Gather all lines with the word "this" in them.

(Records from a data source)
※
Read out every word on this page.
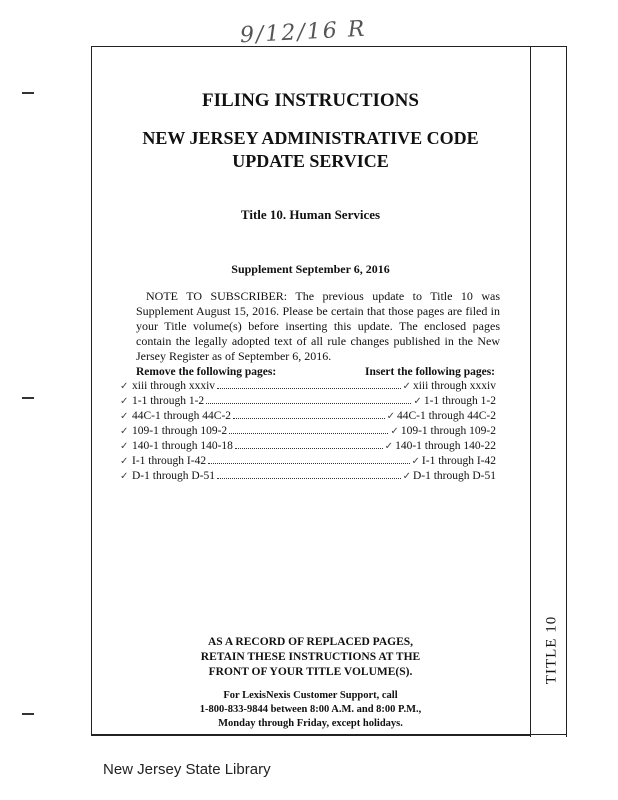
9/12/16 R
TITLE 10
FILING INSTRUCTIONS
NEW JERSEY ADMINISTRATIVE CODE
UPDATE SERVICE
Title 10. Human Services
Supplement September 6, 2016

NOTE TO SUBSCRIBER: The previous update to Title 10 was Supplement August 15, 2016. Please be certain that those pages are filed in your Title volume(s) before inserting this update. The enclosed pages contain the legally adopted text of all rule changes published in the New Jersey Register as of September 6, 2016.

Remove the following pages:	Insert the following pages:
✓ xiii through xxxiv	✓ xiii through xxxiv
✓ 1-1 through 1-2	✓ 1-1 through 1-2
✓ 44C-1 through 44C-2	✓ 44C-1 through 44C-2
✓ 109-1 through 109-2	✓ 109-1 through 109-2
✓ 140-1 through 140-18	✓ 140-1 through 140-22
✓ I-1 through I-42	✓ I-1 through I-42
✓ D-1 through D-51	✓ D-1 through D-51
AS A RECORD OF REPLACED PAGES,
RETAIN THESE INSTRUCTIONS AT THE
FRONT OF YOUR TITLE VOLUME(S).
For LexisNexis Customer Support, call
1-800-833-9844 between 8:00 A.M. and 8:00 P.M.,
Monday through Friday, except holidays.
New Jersey State Library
※
▸ **Full answer**
Read out every word on this page.
NOTE TO SUBSCRIBER: The previous update to Title 10 was Supplement August 15, 2016. Please be certain that those pages are filed in your Title volume(s) before inserting this update. The enclosed pages contain the legally adopted text of all rule changes published in the New Jersey Register as of September 6, 2016.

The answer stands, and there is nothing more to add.